* WRITTEN TASK: Your task is to transcribe the records exactly, skipping every image.

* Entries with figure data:
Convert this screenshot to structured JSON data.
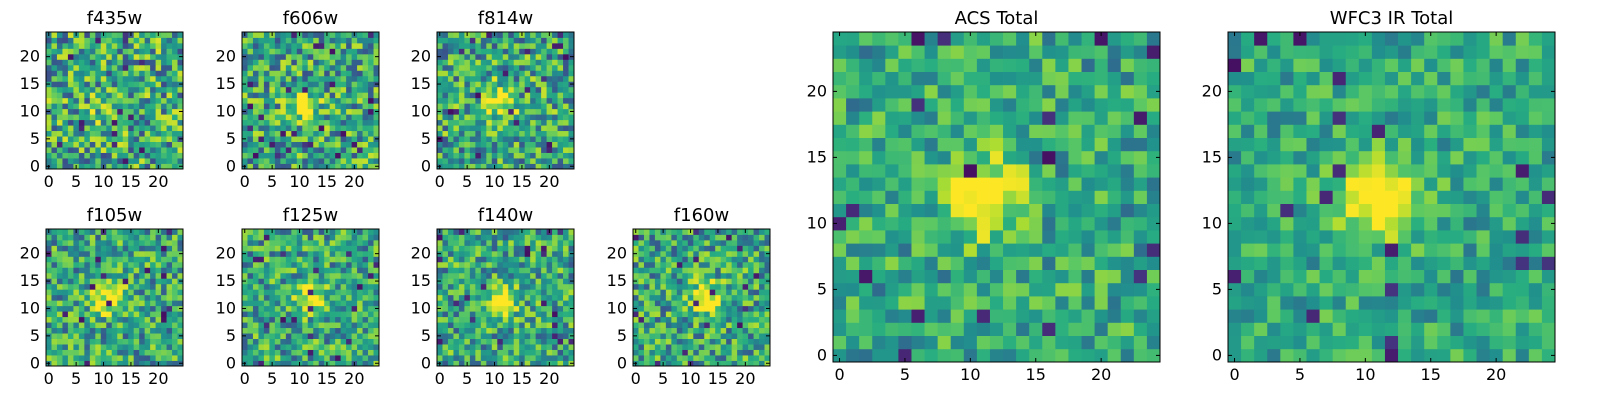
{
  "colormap": "viridis",
  "colors": {
    "dark": "#440154",
    "mid": "#21908d",
    "bright": "#fde725",
    "axis": "#000000"
  },
  "chart_data": [
    {
      "id": "f435w",
      "type": "heatmap",
      "title": "f435w",
      "xlim": [
        0,
        24
      ],
      "ylim": [
        0,
        24
      ],
      "xticks": [
        "0",
        "5",
        "10",
        "15",
        "20"
      ],
      "yticks": [
        "0",
        "5",
        "10",
        "15",
        "20"
      ],
      "source_peak": [
        10,
        11
      ],
      "peak_strength": 0.1,
      "noise": 0.55,
      "seed": 11
    },
    {
      "id": "f606w",
      "type": "heatmap",
      "title": "f606w",
      "xlim": [
        0,
        24
      ],
      "ylim": [
        0,
        24
      ],
      "xticks": [
        "0",
        "5",
        "10",
        "15",
        "20"
      ],
      "yticks": [
        "0",
        "5",
        "10",
        "15",
        "20"
      ],
      "source_peak": [
        11,
        11
      ],
      "peak_strength": 0.35,
      "noise": 0.5,
      "seed": 22
    },
    {
      "id": "f814w",
      "type": "heatmap",
      "title": "f814w",
      "xlim": [
        0,
        24
      ],
      "ylim": [
        0,
        24
      ],
      "xticks": [
        "0",
        "5",
        "10",
        "15",
        "20"
      ],
      "yticks": [
        "0",
        "5",
        "10",
        "15",
        "20"
      ],
      "source_peak": [
        11,
        12
      ],
      "peak_strength": 0.4,
      "noise": 0.5,
      "seed": 33
    },
    {
      "id": "f105w",
      "type": "heatmap",
      "title": "f105w",
      "xlim": [
        0,
        24
      ],
      "ylim": [
        0,
        24
      ],
      "xticks": [
        "0",
        "5",
        "10",
        "15",
        "20"
      ],
      "yticks": [
        "0",
        "5",
        "10",
        "15",
        "20"
      ],
      "source_peak": [
        11,
        12
      ],
      "peak_strength": 0.45,
      "noise": 0.45,
      "seed": 44
    },
    {
      "id": "f125w",
      "type": "heatmap",
      "title": "f125w",
      "xlim": [
        0,
        24
      ],
      "ylim": [
        0,
        24
      ],
      "xticks": [
        "0",
        "5",
        "10",
        "15",
        "20"
      ],
      "yticks": [
        "0",
        "5",
        "10",
        "15",
        "20"
      ],
      "source_peak": [
        12,
        12
      ],
      "peak_strength": 0.4,
      "noise": 0.45,
      "seed": 55
    },
    {
      "id": "f140w",
      "type": "heatmap",
      "title": "f140w",
      "xlim": [
        0,
        24
      ],
      "ylim": [
        0,
        24
      ],
      "xticks": [
        "0",
        "5",
        "10",
        "15",
        "20"
      ],
      "yticks": [
        "0",
        "5",
        "10",
        "15",
        "20"
      ],
      "source_peak": [
        11,
        11
      ],
      "peak_strength": 0.45,
      "noise": 0.45,
      "seed": 66
    },
    {
      "id": "f160w",
      "type": "heatmap",
      "title": "f160w",
      "xlim": [
        0,
        24
      ],
      "ylim": [
        0,
        24
      ],
      "xticks": [
        "0",
        "5",
        "10",
        "15",
        "20"
      ],
      "yticks": [
        "0",
        "5",
        "10",
        "15",
        "20"
      ],
      "source_peak": [
        13,
        12
      ],
      "peak_strength": 0.45,
      "noise": 0.45,
      "seed": 77
    },
    {
      "id": "acs-total",
      "type": "heatmap",
      "title": "ACS Total",
      "xlim": [
        0,
        24
      ],
      "ylim": [
        0,
        24
      ],
      "xticks": [
        "0",
        "5",
        "10",
        "15",
        "20"
      ],
      "yticks": [
        "0",
        "5",
        "10",
        "15",
        "20"
      ],
      "source_peak": [
        11,
        12
      ],
      "peak_strength": 0.55,
      "noise": 0.35,
      "seed": 88
    },
    {
      "id": "wfc3-ir-total",
      "type": "heatmap",
      "title": "WFC3 IR Total",
      "xlim": [
        0,
        24
      ],
      "ylim": [
        0,
        24
      ],
      "xticks": [
        "0",
        "5",
        "10",
        "15",
        "20"
      ],
      "yticks": [
        "0",
        "5",
        "10",
        "15",
        "20"
      ],
      "source_peak": [
        11,
        12
      ],
      "peak_strength": 0.6,
      "noise": 0.3,
      "seed": 99
    }
  ]
}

* TASK RESPONSE:
Convert this screenshot to structured JSON data.
{
  "colormap": "viridis",
  "colors": {
    "dark": "#440154",
    "mid": "#21908d",
    "bright": "#fde725",
    "axis": "#000000"
  },
  "chart_data": [
    {
      "id": "f435w",
      "type": "heatmap",
      "title": "f435w",
      "xlim": [
        0,
        24
      ],
      "ylim": [
        0,
        24
      ],
      "xticks": [
        "0",
        "5",
        "10",
        "15",
        "20"
      ],
      "yticks": [
        "0",
        "5",
        "10",
        "15",
        "20"
      ],
      "source_peak": [
        10,
        11
      ],
      "peak_strength": 0.1,
      "noise": 0.55,
      "seed": 11
    },
    {
      "id": "f606w",
      "type": "heatmap",
      "title": "f606w",
      "xlim": [
        0,
        24
      ],
      "ylim": [
        0,
        24
      ],
      "xticks": [
        "0",
        "5",
        "10",
        "15",
        "20"
      ],
      "yticks": [
        "0",
        "5",
        "10",
        "15",
        "20"
      ],
      "source_peak": [
        11,
        11
      ],
      "peak_strength": 0.35,
      "noise": 0.5,
      "seed": 22
    },
    {
      "id": "f814w",
      "type": "heatmap",
      "title": "f814w",
      "xlim": [
        0,
        24
      ],
      "ylim": [
        0,
        24
      ],
      "xticks": [
        "0",
        "5",
        "10",
        "15",
        "20"
      ],
      "yticks": [
        "0",
        "5",
        "10",
        "15",
        "20"
      ],
      "source_peak": [
        11,
        12
      ],
      "peak_strength": 0.4,
      "noise": 0.5,
      "seed": 33
    },
    {
      "id": "f105w",
      "type": "heatmap",
      "title": "f105w",
      "xlim": [
        0,
        24
      ],
      "ylim": [
        0,
        24
      ],
      "xticks": [
        "0",
        "5",
        "10",
        "15",
        "20"
      ],
      "yticks": [
        "0",
        "5",
        "10",
        "15",
        "20"
      ],
      "source_peak": [
        11,
        12
      ],
      "peak_strength": 0.45,
      "noise": 0.45,
      "seed": 44
    },
    {
      "id": "f125w",
      "type": "heatmap",
      "title": "f125w",
      "xlim": [
        0,
        24
      ],
      "ylim": [
        0,
        24
      ],
      "xticks": [
        "0",
        "5",
        "10",
        "15",
        "20"
      ],
      "yticks": [
        "0",
        "5",
        "10",
        "15",
        "20"
      ],
      "source_peak": [
        12,
        12
      ],
      "peak_strength": 0.4,
      "noise": 0.45,
      "seed": 55
    },
    {
      "id": "f140w",
      "type": "heatmap",
      "title": "f140w",
      "xlim": [
        0,
        24
      ],
      "ylim": [
        0,
        24
      ],
      "xticks": [
        "0",
        "5",
        "10",
        "15",
        "20"
      ],
      "yticks": [
        "0",
        "5",
        "10",
        "15",
        "20"
      ],
      "source_peak": [
        11,
        11
      ],
      "peak_strength": 0.45,
      "noise": 0.45,
      "seed": 66
    },
    {
      "id": "f160w",
      "type": "heatmap",
      "title": "f160w",
      "xlim": [
        0,
        24
      ],
      "ylim": [
        0,
        24
      ],
      "xticks": [
        "0",
        "5",
        "10",
        "15",
        "20"
      ],
      "yticks": [
        "0",
        "5",
        "10",
        "15",
        "20"
      ],
      "source_peak": [
        13,
        12
      ],
      "peak_strength": 0.45,
      "noise": 0.45,
      "seed": 77
    },
    {
      "id": "acs-total",
      "type": "heatmap",
      "title": "ACS Total",
      "xlim": [
        0,
        24
      ],
      "ylim": [
        0,
        24
      ],
      "xticks": [
        "0",
        "5",
        "10",
        "15",
        "20"
      ],
      "yticks": [
        "0",
        "5",
        "10",
        "15",
        "20"
      ],
      "source_peak": [
        11,
        12
      ],
      "peak_strength": 0.55,
      "noise": 0.35,
      "seed": 88
    },
    {
      "id": "wfc3-ir-total",
      "type": "heatmap",
      "title": "WFC3 IR Total",
      "xlim": [
        0,
        24
      ],
      "ylim": [
        0,
        24
      ],
      "xticks": [
        "0",
        "5",
        "10",
        "15",
        "20"
      ],
      "yticks": [
        "0",
        "5",
        "10",
        "15",
        "20"
      ],
      "source_peak": [
        11,
        12
      ],
      "peak_strength": 0.6,
      "noise": 0.3,
      "seed": 99
    }
  ]
}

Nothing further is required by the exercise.